▸ **GIVEN ENTRIES**
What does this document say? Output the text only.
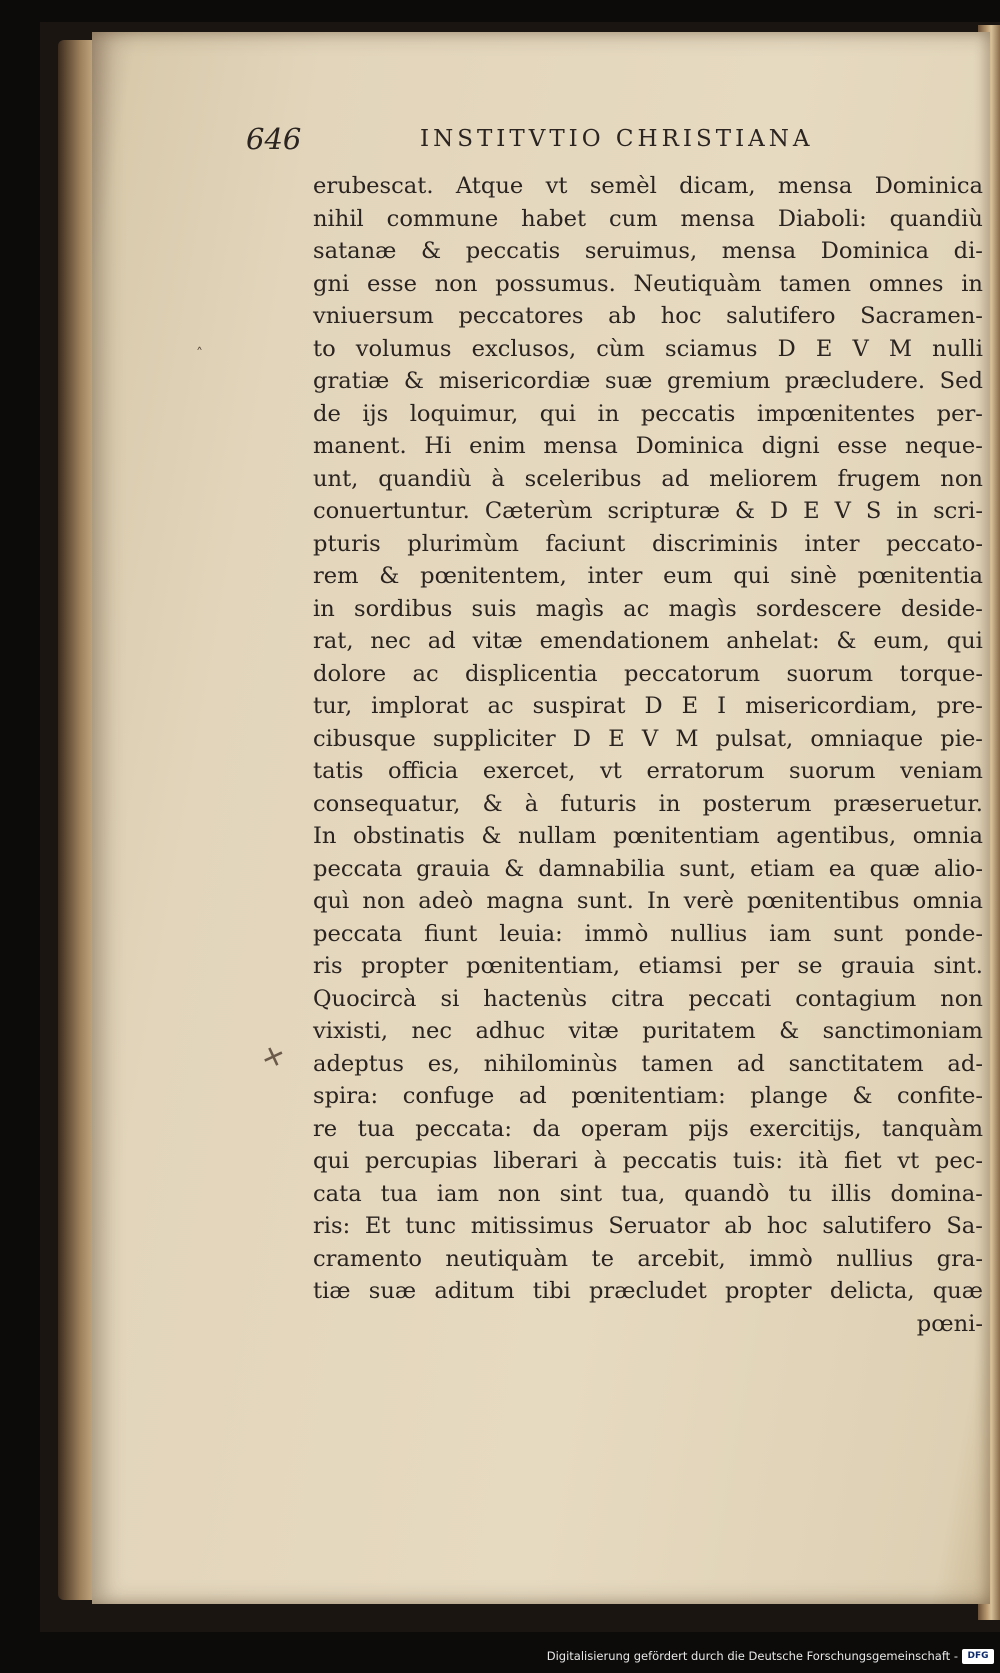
646	INSTITVTIO CHRISTIANA
˄
✕
erubescat. Atque vt semèl dicam, mensa Dominica
nihil commune habet cum mensa Diaboli: quandiù
satanæ & peccatis seruimus, mensa Dominica di-
gni esse non possumus. Neutiquàm tamen omnes in
vniuersum peccatores ab hoc salutifero Sacramen-
to volumus exclusos, cùm sciamus D E V M nulli
gratiæ & misericordiæ suæ gremium præcludere. Sed
de ijs loquimur, qui in peccatis impœnitentes per-
manent. Hi enim mensa Dominica digni esse neque-
unt, quandiù à sceleribus ad meliorem frugem non
conuertuntur. Cæterùm scripturæ & D E V S in scri-
pturis plurimùm faciunt discriminis inter peccato-
rem & pœnitentem, inter eum qui sinè pœnitentia
in sordibus suis magìs ac magìs sordescere deside-
rat, nec ad vitæ emendationem anhelat: & eum, qui
dolore ac displicentia peccatorum suorum torque-
tur, implorat ac suspirat D E I misericordiam, pre-
cibusque suppliciter D E V M pulsat, omniaque pie-
tatis officia exercet, vt erratorum suorum veniam
consequatur, & à futuris in posterum præseruetur.
In obstinatis & nullam pœnitentiam agentibus, omnia
peccata grauia & damnabilia sunt, etiam ea quæ alio-
quì non adeò magna sunt. In verè pœnitentibus omnia
peccata fiunt leuia: immò nullius iam sunt ponde-
ris propter pœnitentiam, etiamsi per se grauia sint.
Quocircà si hactenùs citra peccati contagium non
vixisti, nec adhuc vitæ puritatem & sanctimoniam
adeptus es, nihilominùs tamen ad sanctitatem ad-
spira: confuge ad pœnitentiam: plange & confite-
re tua peccata: da operam pijs exercitijs, tanquàm
qui percupias liberari à peccatis tuis: ità fiet vt pec-
cata tua iam non sint tua, quandò tu illis domina-
ris: Et tunc mitissimus Seruator ab hoc salutifero Sa-
cramento neutiquàm te arcebit, immò nullius gra-
tiæ suæ aditum tibi præcludet propter delicta, quæ
pœni-
Digitalisierung gefördert durch die Deutsche Forschungsgemeinschaft -	DFG
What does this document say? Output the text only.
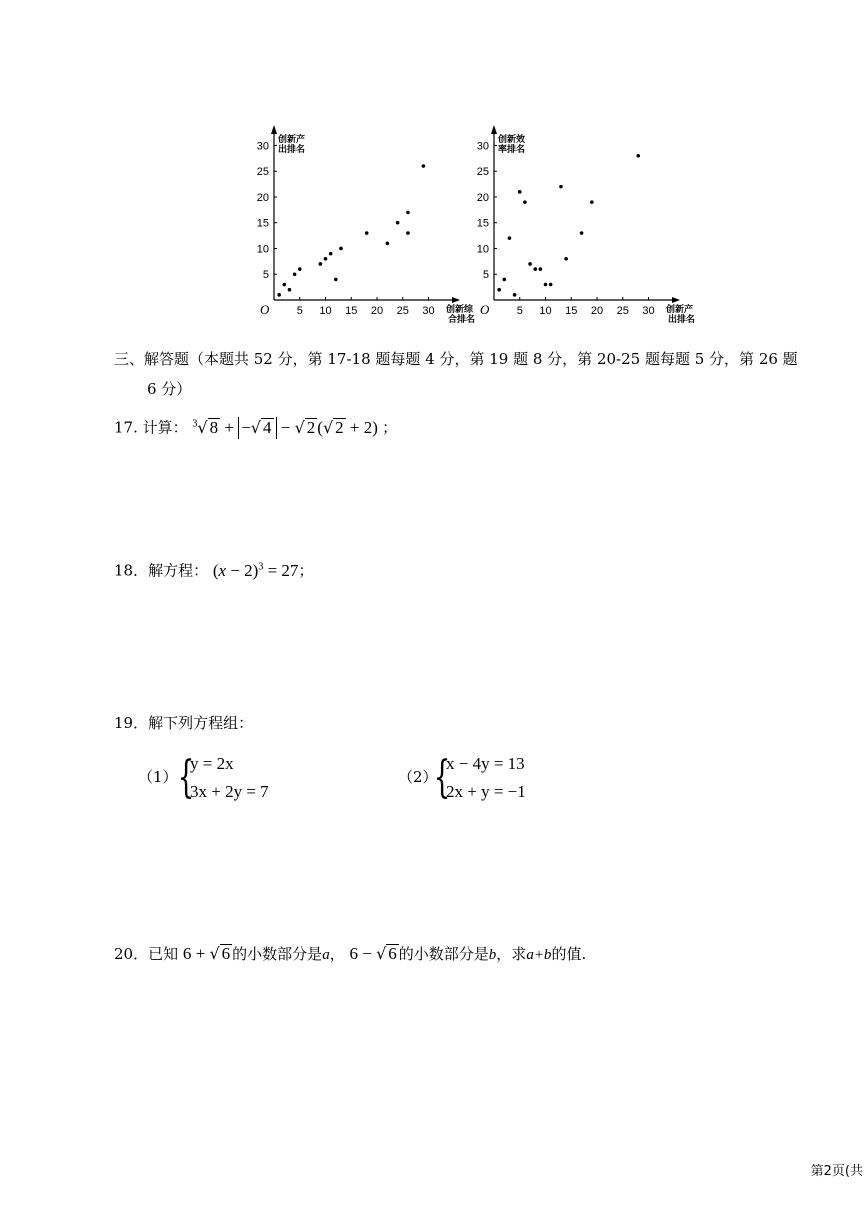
创新产
出排名
创新综
合排名
O 5 10 15 20 25 30
5
10
15
20
25
30
创新效
率排名
创新产
出排名
O 5 10 15 20 25 30
5
10
15
20
25
30
三、解答题（本题共 52 分，第 17-18 题每题 4 分，第 19 题 8 分，第 20-25 题每题 5 分，第 26 题
6 分）
17. 计算： $^3$√ 8 + −√ 4 − √ 2 (√ 2 + 2) ；
18．解方程： $(x - 2)^3 = 27$；
19．解下列方程组：
（1） {
y = 2x
3x + 2y = 7
（2）
{
x − 4y = 13
2x + y = −1
20．已知 6 + √ 6 的小数部分是a， 6 − √ 6 的小数部分是b，求a+b的值.
第2页(共
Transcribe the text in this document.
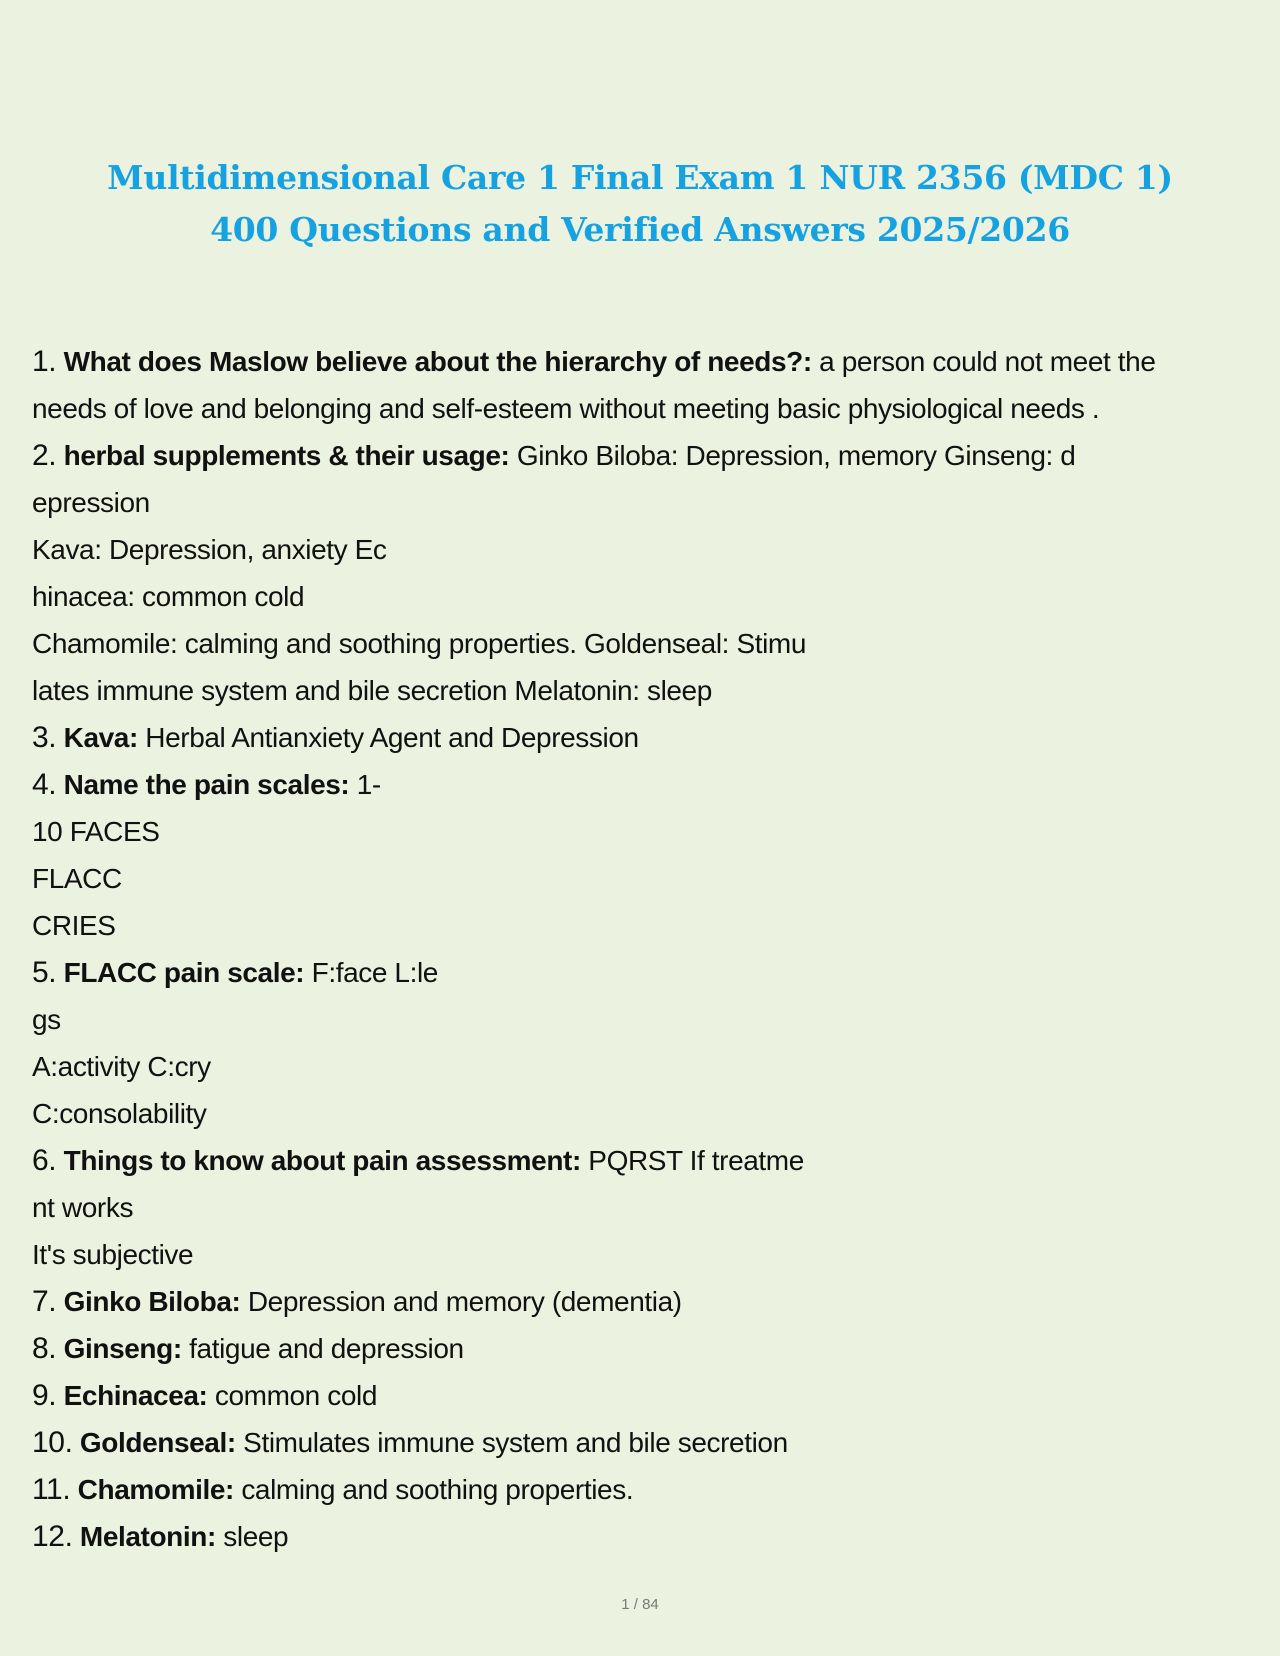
Multidimensional Care 1 Final Exam 1 NUR 2356 (MDC 1)
400 Questions and Verified Answers 2025/2026
1. What does Maslow believe about the hierarchy of needs?: a person could not meet the
needs of love and belonging and self-esteem without meeting basic physiological needs .
2. herbal supplements & their usage: Ginko Biloba: Depression, memory Ginseng: d
epression
Kava: Depression, anxiety Ec
hinacea: common cold
Chamomile: calming and soothing properties. Goldenseal: Stimu
lates immune system and bile secretion Melatonin: sleep
3. Kava: Herbal Antianxiety Agent and Depression
4. Name the pain scales: 1-
10 FACES
FLACC
CRIES
5. FLACC pain scale: F:face L:le
gs
A:activity C:cry
C:consolability
6. Things to know about pain assessment: PQRST If treatme
nt works
It's subjective
7. Ginko Biloba: Depression and memory (dementia)
8. Ginseng: fatigue and depression
9. Echinacea: common cold
10. Goldenseal: Stimulates immune system and bile secretion
11. Chamomile: calming and soothing properties.
12. Melatonin: sleep
1 / 84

▸ **THE REQUEST**
Copy the records above exactly. The pictures are not part of the copy.

▸ **ANSWER TO THE PROBLEM**
What does this document say? Output the text only.
646	INSTITVTIO CHRISTIANA
˄
✕
erubescat. Atque vt semèl dicam, mensa Dominica
nihil commune habet cum mensa Diaboli: quandiù
satanæ & peccatis seruimus, mensa Dominica di-
gni esse non possumus. Neutiquàm tamen omnes in
vniuersum peccatores ab hoc salutifero Sacramen-
to volumus exclusos, cùm sciamus D E V M nulli
gratiæ & misericordiæ suæ gremium præcludere. Sed
de ijs loquimur, qui in peccatis impœnitentes per-
manent. Hi enim mensa Dominica digni esse neque-
unt, quandiù à sceleribus ad meliorem frugem non
conuertuntur. Cæterùm scripturæ & D E V S in scri-
pturis plurimùm faciunt discriminis inter peccato-
rem & pœnitentem, inter eum qui sinè pœnitentia
in sordibus suis magìs ac magìs sordescere deside-
rat, nec ad vitæ emendationem anhelat: & eum, qui
dolore ac displicentia peccatorum suorum torque-
tur, implorat ac suspirat D E I misericordiam, pre-
cibusque suppliciter D E V M pulsat, omniaque pie-
tatis officia exercet, vt erratorum suorum veniam
consequatur, & à futuris in posterum præseruetur.
In obstinatis & nullam pœnitentiam agentibus, omnia
peccata grauia & damnabilia sunt, etiam ea quæ alio-
quì non adeò magna sunt. In verè pœnitentibus omnia
peccata fiunt leuia: immò nullius iam sunt ponde-
ris propter pœnitentiam, etiamsi per se grauia sint.
Quocircà si hactenùs citra peccati contagium non
vixisti, nec adhuc vitæ puritatem & sanctimoniam
adeptus es, nihilominùs tamen ad sanctitatem ad-
spira: confuge ad pœnitentiam: plange & confite-
re tua peccata: da operam pijs exercitijs, tanquàm
qui percupias liberari à peccatis tuis: ità fiet vt pec-
cata tua iam non sint tua, quandò tu illis domina-
ris: Et tunc mitissimus Seruator ab hoc salutifero Sa-
cramento neutiquàm te arcebit, immò nullius gra-
tiæ suæ aditum tibi præcludet propter delicta, quæ
pœni-
Digitalisierung gefördert durch die Deutsche Forschungsgemeinschaft -	DFG
What does this document say? Output the text only.
创新产
出排名
创新综
合排名
O 5 10 15 20 25 30
5
10
15
20
25
30
创新效
率排名
创新产
出排名
O 5 10 15 20 25 30
5
10
15
20
25
30
三、解答题（本题共 52 分，第 17-18 题每题 4 分，第 19 题 8 分，第 20-25 题每题 5 分，第 26 题
6 分）
17. 计算： $^3$√ 8 + −√ 4 − √ 2 (√ 2 + 2) ；
18．解方程： $(x - 2)^3 = 27$；
19．解下列方程组：
（1） {
y = 2x
3x + 2y = 7
（2）
{
x − 4y = 13
2x + y = −1
20．已知 6 + √ 6 的小数部分是a， 6 − √ 6 的小数部分是b，求a+b的值.
第2页(共
Transcribe the text in this document.
Multidimensional Care 1 Final Exam 1 NUR 2356 (MDC 1)
400 Questions and Verified Answers 2025/2026
1. What does Maslow believe about the hierarchy of needs?: a person could not meet the
needs of love and belonging and self-esteem without meeting basic physiological needs .
2. herbal supplements & their usage: Ginko Biloba: Depression, memory Ginseng: d
epression
Kava: Depression, anxiety Ec
hinacea: common cold
Chamomile: calming and soothing properties. Goldenseal: Stimu
lates immune system and bile secretion Melatonin: sleep
3. Kava: Herbal Antianxiety Agent and Depression
4. Name the pain scales: 1-
10 FACES
FLACC
CRIES
5. FLACC pain scale: F:face L:le
gs
A:activity C:cry
C:consolability
6. Things to know about pain assessment: PQRST If treatme
nt works
It's subjective
7. Ginko Biloba: Depression and memory (dementia)
8. Ginseng: fatigue and depression
9. Echinacea: common cold
10. Goldenseal: Stimulates immune system and bile secretion
11. Chamomile: calming and soothing properties.
12. Melatonin: sleep
1 / 84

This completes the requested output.